-- AVAILABLE DATA start --
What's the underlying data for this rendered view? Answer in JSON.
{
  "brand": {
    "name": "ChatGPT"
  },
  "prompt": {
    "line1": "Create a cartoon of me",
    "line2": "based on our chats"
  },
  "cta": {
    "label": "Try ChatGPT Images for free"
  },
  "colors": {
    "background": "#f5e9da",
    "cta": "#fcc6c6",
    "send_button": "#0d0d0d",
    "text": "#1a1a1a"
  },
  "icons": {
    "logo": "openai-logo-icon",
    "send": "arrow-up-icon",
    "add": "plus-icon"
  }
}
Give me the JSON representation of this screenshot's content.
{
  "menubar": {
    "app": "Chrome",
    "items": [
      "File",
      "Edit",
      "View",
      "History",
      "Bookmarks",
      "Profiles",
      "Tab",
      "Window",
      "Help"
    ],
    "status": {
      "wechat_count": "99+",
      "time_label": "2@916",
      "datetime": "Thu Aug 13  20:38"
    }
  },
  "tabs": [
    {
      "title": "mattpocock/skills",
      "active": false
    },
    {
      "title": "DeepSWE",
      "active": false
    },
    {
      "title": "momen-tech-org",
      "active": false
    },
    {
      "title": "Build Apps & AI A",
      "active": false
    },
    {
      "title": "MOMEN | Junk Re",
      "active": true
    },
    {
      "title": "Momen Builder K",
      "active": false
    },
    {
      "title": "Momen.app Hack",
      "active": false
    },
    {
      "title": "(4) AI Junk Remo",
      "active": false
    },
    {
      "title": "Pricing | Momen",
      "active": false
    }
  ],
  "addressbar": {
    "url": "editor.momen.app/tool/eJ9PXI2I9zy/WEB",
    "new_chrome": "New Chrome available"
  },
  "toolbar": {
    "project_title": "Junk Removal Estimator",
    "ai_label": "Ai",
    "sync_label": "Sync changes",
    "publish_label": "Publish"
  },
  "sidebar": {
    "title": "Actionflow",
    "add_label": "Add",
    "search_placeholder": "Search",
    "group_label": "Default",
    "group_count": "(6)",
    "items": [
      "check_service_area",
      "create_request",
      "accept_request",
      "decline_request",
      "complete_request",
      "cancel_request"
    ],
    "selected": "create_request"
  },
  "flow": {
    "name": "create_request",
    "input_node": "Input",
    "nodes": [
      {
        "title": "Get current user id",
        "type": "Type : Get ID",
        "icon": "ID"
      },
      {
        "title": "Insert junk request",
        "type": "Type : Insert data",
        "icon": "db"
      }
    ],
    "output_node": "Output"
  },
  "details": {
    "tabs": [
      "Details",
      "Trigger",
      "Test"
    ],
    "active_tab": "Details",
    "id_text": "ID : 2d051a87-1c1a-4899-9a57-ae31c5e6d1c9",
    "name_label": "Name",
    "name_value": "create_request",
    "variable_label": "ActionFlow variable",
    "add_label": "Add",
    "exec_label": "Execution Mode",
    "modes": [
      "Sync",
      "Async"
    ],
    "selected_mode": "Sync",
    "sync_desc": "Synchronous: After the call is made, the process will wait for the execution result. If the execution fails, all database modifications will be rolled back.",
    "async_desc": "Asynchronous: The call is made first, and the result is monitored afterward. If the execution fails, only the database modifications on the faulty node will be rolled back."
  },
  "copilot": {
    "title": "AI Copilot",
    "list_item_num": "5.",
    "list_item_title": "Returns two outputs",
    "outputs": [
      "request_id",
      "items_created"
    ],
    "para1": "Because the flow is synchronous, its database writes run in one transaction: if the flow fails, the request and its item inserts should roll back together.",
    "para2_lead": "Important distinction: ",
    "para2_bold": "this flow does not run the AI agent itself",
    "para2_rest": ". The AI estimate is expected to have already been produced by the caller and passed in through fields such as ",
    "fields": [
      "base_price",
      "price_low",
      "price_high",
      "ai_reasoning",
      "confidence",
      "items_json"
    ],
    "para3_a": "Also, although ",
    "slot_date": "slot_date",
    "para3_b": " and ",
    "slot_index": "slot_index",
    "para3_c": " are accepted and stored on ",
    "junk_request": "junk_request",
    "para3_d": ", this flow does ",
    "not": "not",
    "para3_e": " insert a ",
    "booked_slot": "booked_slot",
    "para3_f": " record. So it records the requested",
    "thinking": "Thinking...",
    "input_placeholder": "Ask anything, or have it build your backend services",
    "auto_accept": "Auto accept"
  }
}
-- AVAILABLE DATA end --
*EXERCISE DESCRIPTION*
Please quote the data above in full, with no line missing.

*WRITTEN RESPONSE*
What's the underlying data for this rendered view? Answer in JSON.
{
  "brand": {
    "name": "ChatGPT"
  },
  "prompt": {
    "line1": "Create a cartoon of me",
    "line2": "based on our chats"
  },
  "cta": {
    "label": "Try ChatGPT Images for free"
  },
  "colors": {
    "background": "#f5e9da",
    "cta": "#fcc6c6",
    "send_button": "#0d0d0d",
    "text": "#1a1a1a"
  },
  "icons": {
    "logo": "openai-logo-icon",
    "send": "arrow-up-icon",
    "add": "plus-icon"
  }
}
Give me the JSON representation of this screenshot's content.
{
  "menubar": {
    "app": "Chrome",
    "items": [
      "File",
      "Edit",
      "View",
      "History",
      "Bookmarks",
      "Profiles",
      "Tab",
      "Window",
      "Help"
    ],
    "status": {
      "wechat_count": "99+",
      "time_label": "2@916",
      "datetime": "Thu Aug 13  20:38"
    }
  },
  "tabs": [
    {
      "title": "mattpocock/skills",
      "active": false
    },
    {
      "title": "DeepSWE",
      "active": false
    },
    {
      "title": "momen-tech-org",
      "active": false
    },
    {
      "title": "Build Apps & AI A",
      "active": false
    },
    {
      "title": "MOMEN | Junk Re",
      "active": true
    },
    {
      "title": "Momen Builder K",
      "active": false
    },
    {
      "title": "Momen.app Hack",
      "active": false
    },
    {
      "title": "(4) AI Junk Remo",
      "active": false
    },
    {
      "title": "Pricing | Momen",
      "active": false
    }
  ],
  "addressbar": {
    "url": "editor.momen.app/tool/eJ9PXI2I9zy/WEB",
    "new_chrome": "New Chrome available"
  },
  "toolbar": {
    "project_title": "Junk Removal Estimator",
    "ai_label": "Ai",
    "sync_label": "Sync changes",
    "publish_label": "Publish"
  },
  "sidebar": {
    "title": "Actionflow",
    "add_label": "Add",
    "search_placeholder": "Search",
    "group_label": "Default",
    "group_count": "(6)",
    "items": [
      "check_service_area",
      "create_request",
      "accept_request",
      "decline_request",
      "complete_request",
      "cancel_request"
    ],
    "selected": "create_request"
  },
  "flow": {
    "name": "create_request",
    "input_node": "Input",
    "nodes": [
      {
        "title": "Get current user id",
        "type": "Type : Get ID",
        "icon": "ID"
      },
      {
        "title": "Insert junk request",
        "type": "Type : Insert data",
        "icon": "db"
      }
    ],
    "output_node": "Output"
  },
  "details": {
    "tabs": [
      "Details",
      "Trigger",
      "Test"
    ],
    "active_tab": "Details",
    "id_text": "ID : 2d051a87-1c1a-4899-9a57-ae31c5e6d1c9",
    "name_label": "Name",
    "name_value": "create_request",
    "variable_label": "ActionFlow variable",
    "add_label": "Add",
    "exec_label": "Execution Mode",
    "modes": [
      "Sync",
      "Async"
    ],
    "selected_mode": "Sync",
    "sync_desc": "Synchronous: After the call is made, the process will wait for the execution result. If the execution fails, all database modifications will be rolled back.",
    "async_desc": "Asynchronous: The call is made first, and the result is monitored afterward. If the execution fails, only the database modifications on the faulty node will be rolled back."
  },
  "copilot": {
    "title": "AI Copilot",
    "list_item_num": "5.",
    "list_item_title": "Returns two outputs",
    "outputs": [
      "request_id",
      "items_created"
    ],
    "para1": "Because the flow is synchronous, its database writes run in one transaction: if the flow fails, the request and its item inserts should roll back together.",
    "para2_lead": "Important distinction: ",
    "para2_bold": "this flow does not run the AI agent itself",
    "para2_rest": ". The AI estimate is expected to have already been produced by the caller and passed in through fields such as ",
    "fields": [
      "base_price",
      "price_low",
      "price_high",
      "ai_reasoning",
      "confidence",
      "items_json"
    ],
    "para3_a": "Also, although ",
    "slot_date": "slot_date",
    "para3_b": " and ",
    "slot_index": "slot_index",
    "para3_c": " are accepted and stored on ",
    "junk_request": "junk_request",
    "para3_d": ", this flow does ",
    "not": "not",
    "para3_e": " insert a ",
    "booked_slot": "booked_slot",
    "para3_f": " record. So it records the requested",
    "thinking": "Thinking...",
    "input_placeholder": "Ask anything, or have it build your backend services",
    "auto_accept": "Auto accept"
  }
}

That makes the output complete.